## Start
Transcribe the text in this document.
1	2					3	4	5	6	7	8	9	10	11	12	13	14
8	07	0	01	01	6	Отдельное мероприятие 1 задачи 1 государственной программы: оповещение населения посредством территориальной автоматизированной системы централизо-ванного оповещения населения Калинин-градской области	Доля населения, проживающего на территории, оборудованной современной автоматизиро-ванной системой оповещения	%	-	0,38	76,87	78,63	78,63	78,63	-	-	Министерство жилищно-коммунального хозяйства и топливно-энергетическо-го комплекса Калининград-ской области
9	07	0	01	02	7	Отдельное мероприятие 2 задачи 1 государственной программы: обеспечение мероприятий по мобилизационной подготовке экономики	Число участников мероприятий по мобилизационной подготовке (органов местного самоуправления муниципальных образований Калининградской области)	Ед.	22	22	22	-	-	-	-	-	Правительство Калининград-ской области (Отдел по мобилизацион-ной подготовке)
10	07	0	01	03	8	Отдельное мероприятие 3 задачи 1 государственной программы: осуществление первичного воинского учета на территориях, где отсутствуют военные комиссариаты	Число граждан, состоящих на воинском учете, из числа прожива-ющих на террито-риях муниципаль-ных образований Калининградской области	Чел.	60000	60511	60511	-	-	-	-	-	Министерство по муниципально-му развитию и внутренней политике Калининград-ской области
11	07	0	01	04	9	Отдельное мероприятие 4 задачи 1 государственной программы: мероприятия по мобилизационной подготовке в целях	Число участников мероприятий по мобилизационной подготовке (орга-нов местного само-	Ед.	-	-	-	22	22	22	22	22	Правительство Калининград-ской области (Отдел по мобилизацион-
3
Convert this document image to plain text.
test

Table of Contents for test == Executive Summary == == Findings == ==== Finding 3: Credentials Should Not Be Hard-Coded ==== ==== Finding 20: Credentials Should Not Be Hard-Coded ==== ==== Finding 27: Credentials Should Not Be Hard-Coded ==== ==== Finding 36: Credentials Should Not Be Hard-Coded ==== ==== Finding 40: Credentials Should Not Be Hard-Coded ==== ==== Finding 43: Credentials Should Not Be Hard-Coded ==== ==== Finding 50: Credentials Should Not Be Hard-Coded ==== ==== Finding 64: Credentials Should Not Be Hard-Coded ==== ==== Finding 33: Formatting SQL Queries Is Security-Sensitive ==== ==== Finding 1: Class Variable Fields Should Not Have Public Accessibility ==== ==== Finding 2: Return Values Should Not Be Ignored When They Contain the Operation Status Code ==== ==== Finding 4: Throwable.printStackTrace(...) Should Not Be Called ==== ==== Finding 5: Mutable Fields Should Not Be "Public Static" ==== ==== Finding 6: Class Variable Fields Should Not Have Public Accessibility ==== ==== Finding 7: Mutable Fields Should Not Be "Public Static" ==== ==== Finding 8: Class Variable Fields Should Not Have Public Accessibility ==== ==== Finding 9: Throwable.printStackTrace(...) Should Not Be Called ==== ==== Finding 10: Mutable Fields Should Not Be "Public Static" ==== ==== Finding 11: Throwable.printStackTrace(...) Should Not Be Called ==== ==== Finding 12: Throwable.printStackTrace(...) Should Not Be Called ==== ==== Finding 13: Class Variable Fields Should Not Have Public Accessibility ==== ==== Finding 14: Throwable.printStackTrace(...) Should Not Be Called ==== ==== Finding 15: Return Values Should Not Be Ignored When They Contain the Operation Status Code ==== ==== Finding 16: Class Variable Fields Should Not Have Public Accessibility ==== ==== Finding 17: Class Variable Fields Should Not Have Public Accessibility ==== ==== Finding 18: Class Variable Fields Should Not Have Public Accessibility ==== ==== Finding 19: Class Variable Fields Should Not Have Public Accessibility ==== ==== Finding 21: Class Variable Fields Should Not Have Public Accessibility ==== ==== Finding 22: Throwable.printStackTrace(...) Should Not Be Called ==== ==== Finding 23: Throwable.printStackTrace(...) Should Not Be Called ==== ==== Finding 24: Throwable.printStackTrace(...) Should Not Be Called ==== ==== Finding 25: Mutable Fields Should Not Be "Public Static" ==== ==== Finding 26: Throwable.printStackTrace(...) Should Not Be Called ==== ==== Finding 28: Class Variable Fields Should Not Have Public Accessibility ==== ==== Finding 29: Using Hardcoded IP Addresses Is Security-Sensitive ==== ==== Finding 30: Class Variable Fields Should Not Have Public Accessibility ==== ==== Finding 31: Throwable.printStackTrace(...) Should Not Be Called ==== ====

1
## End
EXERCISE GOAL: Extract the listing in its entirety, matching it exactly.

THE REPLY:
Transcribe the text in this document.
1	2					3	4	5	6	7	8	9	10	11	12	13	14
8	07	0	01	01	6	Отдельное мероприятие 1 задачи 1 государственной программы: оповещение населения посредством территориальной автоматизированной системы централизо-ванного оповещения населения Калинин-градской области	Доля населения, проживающего на территории, оборудованной современной автоматизиро-ванной системой оповещения	%	-	0,38	76,87	78,63	78,63	78,63	-	-	Министерство жилищно-коммунального хозяйства и топливно-энергетическо-го комплекса Калининград-ской области
9	07	0	01	02	7	Отдельное мероприятие 2 задачи 1 государственной программы: обеспечение мероприятий по мобилизационной подготовке экономики	Число участников мероприятий по мобилизационной подготовке (органов местного самоуправления муниципальных образований Калининградской области)	Ед.	22	22	22	-	-	-	-	-	Правительство Калининград-ской области (Отдел по мобилизацион-ной подготовке)
10	07	0	01	03	8	Отдельное мероприятие 3 задачи 1 государственной программы: осуществление первичного воинского учета на территориях, где отсутствуют военные комиссариаты	Число граждан, состоящих на воинском учете, из числа прожива-ющих на террито-риях муниципаль-ных образований Калининградской области	Чел.	60000	60511	60511	-	-	-	-	-	Министерство по муниципально-му развитию и внутренней политике Калининград-ской области
11	07	0	01	04	9	Отдельное мероприятие 4 задачи 1 государственной программы: мероприятия по мобилизационной подготовке в целях	Число участников мероприятий по мобилизационной подготовке (орга-нов местного само-	Ед.	-	-	-	22	22	22	22	22	Правительство Калининград-ской области (Отдел по мобилизацион-
3
Convert this document image to plain text.
test

Table of Contents for test == Executive Summary == == Findings == ==== Finding 3: Credentials Should Not Be Hard-Coded ==== ==== Finding 20: Credentials Should Not Be Hard-Coded ==== ==== Finding 27: Credentials Should Not Be Hard-Coded ==== ==== Finding 36: Credentials Should Not Be Hard-Coded ==== ==== Finding 40: Credentials Should Not Be Hard-Coded ==== ==== Finding 43: Credentials Should Not Be Hard-Coded ==== ==== Finding 50: Credentials Should Not Be Hard-Coded ==== ==== Finding 64: Credentials Should Not Be Hard-Coded ==== ==== Finding 33: Formatting SQL Queries Is Security-Sensitive ==== ==== Finding 1: Class Variable Fields Should Not Have Public Accessibility ==== ==== Finding 2: Return Values Should Not Be Ignored When They Contain the Operation Status Code ==== ==== Finding 4: Throwable.printStackTrace(...) Should Not Be Called ==== ==== Finding 5: Mutable Fields Should Not Be "Public Static" ==== ==== Finding 6: Class Variable Fields Should Not Have Public Accessibility ==== ==== Finding 7: Mutable Fields Should Not Be "Public Static" ==== ==== Finding 8: Class Variable Fields Should Not Have Public Accessibility ==== ==== Finding 9: Throwable.printStackTrace(...) Should Not Be Called ==== ==== Finding 10: Mutable Fields Should Not Be "Public Static" ==== ==== Finding 11: Throwable.printStackTrace(...) Should Not Be Called ==== ==== Finding 12: Throwable.printStackTrace(...) Should Not Be Called ==== ==== Finding 13: Class Variable Fields Should Not Have Public Accessibility ==== ==== Finding 14: Throwable.printStackTrace(...) Should Not Be Called ==== ==== Finding 15: Return Values Should Not Be Ignored When They Contain the Operation Status Code ==== ==== Finding 16: Class Variable Fields Should Not Have Public Accessibility ==== ==== Finding 17: Class Variable Fields Should Not Have Public Accessibility ==== ==== Finding 18: Class Variable Fields Should Not Have Public Accessibility ==== ==== Finding 19: Class Variable Fields Should Not Have Public Accessibility ==== ==== Finding 21: Class Variable Fields Should Not Have Public Accessibility ==== ==== Finding 22: Throwable.printStackTrace(...) Should Not Be Called ==== ==== Finding 23: Throwable.printStackTrace(...) Should Not Be Called ==== ==== Finding 24: Throwable.printStackTrace(...) Should Not Be Called ==== ==== Finding 25: Mutable Fields Should Not Be "Public Static" ==== ==== Finding 26: Throwable.printStackTrace(...) Should Not Be Called ==== ==== Finding 28: Class Variable Fields Should Not Have Public Accessibility ==== ==== Finding 29: Using Hardcoded IP Addresses Is Security-Sensitive ==== ==== Finding 30: Class Variable Fields Should Not Have Public Accessibility ==== ==== Finding 31: Throwable.printStackTrace(...) Should Not Be Called ==== ====

1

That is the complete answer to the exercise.